Copy out the complete listing, word for word.

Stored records
** Start **

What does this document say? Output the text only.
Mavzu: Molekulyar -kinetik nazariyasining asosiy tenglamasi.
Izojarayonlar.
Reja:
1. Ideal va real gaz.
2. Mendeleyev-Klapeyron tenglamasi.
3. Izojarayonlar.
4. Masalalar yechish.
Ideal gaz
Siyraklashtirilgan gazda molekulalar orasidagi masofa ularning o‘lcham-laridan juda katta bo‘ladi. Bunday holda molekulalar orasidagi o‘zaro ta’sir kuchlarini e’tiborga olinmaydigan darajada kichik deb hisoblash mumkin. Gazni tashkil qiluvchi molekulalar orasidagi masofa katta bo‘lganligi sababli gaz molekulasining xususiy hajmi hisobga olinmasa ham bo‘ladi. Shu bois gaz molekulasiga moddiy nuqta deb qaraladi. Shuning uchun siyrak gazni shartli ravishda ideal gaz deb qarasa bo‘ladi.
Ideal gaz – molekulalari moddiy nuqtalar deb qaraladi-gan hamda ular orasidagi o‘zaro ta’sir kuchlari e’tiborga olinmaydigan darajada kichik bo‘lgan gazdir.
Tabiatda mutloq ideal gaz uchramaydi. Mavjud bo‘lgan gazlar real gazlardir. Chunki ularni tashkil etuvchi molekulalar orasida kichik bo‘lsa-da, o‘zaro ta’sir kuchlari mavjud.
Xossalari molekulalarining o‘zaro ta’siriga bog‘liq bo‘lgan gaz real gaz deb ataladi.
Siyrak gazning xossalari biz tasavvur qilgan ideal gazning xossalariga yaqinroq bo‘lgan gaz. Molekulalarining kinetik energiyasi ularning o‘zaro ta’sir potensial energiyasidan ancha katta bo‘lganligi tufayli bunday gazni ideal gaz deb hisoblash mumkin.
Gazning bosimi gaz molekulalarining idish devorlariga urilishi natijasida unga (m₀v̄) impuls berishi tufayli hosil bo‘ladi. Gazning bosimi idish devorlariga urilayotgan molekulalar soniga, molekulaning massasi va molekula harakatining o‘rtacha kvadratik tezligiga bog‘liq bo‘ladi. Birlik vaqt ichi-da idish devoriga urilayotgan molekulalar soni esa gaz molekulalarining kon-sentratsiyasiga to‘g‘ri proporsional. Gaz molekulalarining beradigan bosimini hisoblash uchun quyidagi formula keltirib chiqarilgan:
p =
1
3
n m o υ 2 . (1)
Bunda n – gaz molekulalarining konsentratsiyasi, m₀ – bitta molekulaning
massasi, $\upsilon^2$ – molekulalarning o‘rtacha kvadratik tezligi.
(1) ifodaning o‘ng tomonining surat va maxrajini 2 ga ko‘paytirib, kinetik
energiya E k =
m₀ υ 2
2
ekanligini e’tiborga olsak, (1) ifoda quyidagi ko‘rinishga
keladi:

** End **

▶ _Response to this exercise_:
What does this document say? Output the text only.
Mavzu: Molekulyar -kinetik nazariyasining asosiy tenglamasi.
Izojarayonlar.
Reja:
1. Ideal va real gaz.
2. Mendeleyev-Klapeyron tenglamasi.
3. Izojarayonlar.
4. Masalalar yechish.
Ideal gaz
Siyraklashtirilgan gazda molekulalar orasidagi masofa ularning o‘lcham-laridan juda katta bo‘ladi. Bunday holda molekulalar orasidagi o‘zaro ta’sir kuchlarini e’tiborga olinmaydigan darajada kichik deb hisoblash mumkin. Gazni tashkil qiluvchi molekulalar orasidagi masofa katta bo‘lganligi sababli gaz molekulasining xususiy hajmi hisobga olinmasa ham bo‘ladi. Shu bois gaz molekulasiga moddiy nuqta deb qaraladi. Shuning uchun siyrak gazni shartli ravishda ideal gaz deb qarasa bo‘ladi.
Ideal gaz – molekulalari moddiy nuqtalar deb qaraladi-gan hamda ular orasidagi o‘zaro ta’sir kuchlari e’tiborga olinmaydigan darajada kichik bo‘lgan gazdir.
Tabiatda mutloq ideal gaz uchramaydi. Mavjud bo‘lgan gazlar real gazlardir. Chunki ularni tashkil etuvchi molekulalar orasida kichik bo‘lsa-da, o‘zaro ta’sir kuchlari mavjud.
Xossalari molekulalarining o‘zaro ta’siriga bog‘liq bo‘lgan gaz real gaz deb ataladi.
Siyrak gazning xossalari biz tasavvur qilgan ideal gazning xossalariga yaqinroq bo‘lgan gaz. Molekulalarining kinetik energiyasi ularning o‘zaro ta’sir potensial energiyasidan ancha katta bo‘lganligi tufayli bunday gazni ideal gaz deb hisoblash mumkin.
Gazning bosimi gaz molekulalarining idish devorlariga urilishi natijasida unga (m₀v̄) impuls berishi tufayli hosil bo‘ladi. Gazning bosimi idish devorlariga urilayotgan molekulalar soniga, molekulaning massasi va molekula harakatining o‘rtacha kvadratik tezligiga bog‘liq bo‘ladi. Birlik vaqt ichi-da idish devoriga urilayotgan molekulalar soni esa gaz molekulalarining kon-sentratsiyasiga to‘g‘ri proporsional. Gaz molekulalarining beradigan bosimini hisoblash uchun quyidagi formula keltirib chiqarilgan:
p =
1
3
n m o υ 2 . (1)
Bunda n – gaz molekulalarining konsentratsiyasi, m₀ – bitta molekulaning
massasi, $\upsilon^2$ – molekulalarning o‘rtacha kvadratik tezligi.
(1) ifodaning o‘ng tomonining surat va maxrajini 2 ga ko‘paytirib, kinetik
energiya E k =
m₀ υ 2
2
ekanligini e’tiborga olsak, (1) ifoda quyidagi ko‘rinishga
keladi:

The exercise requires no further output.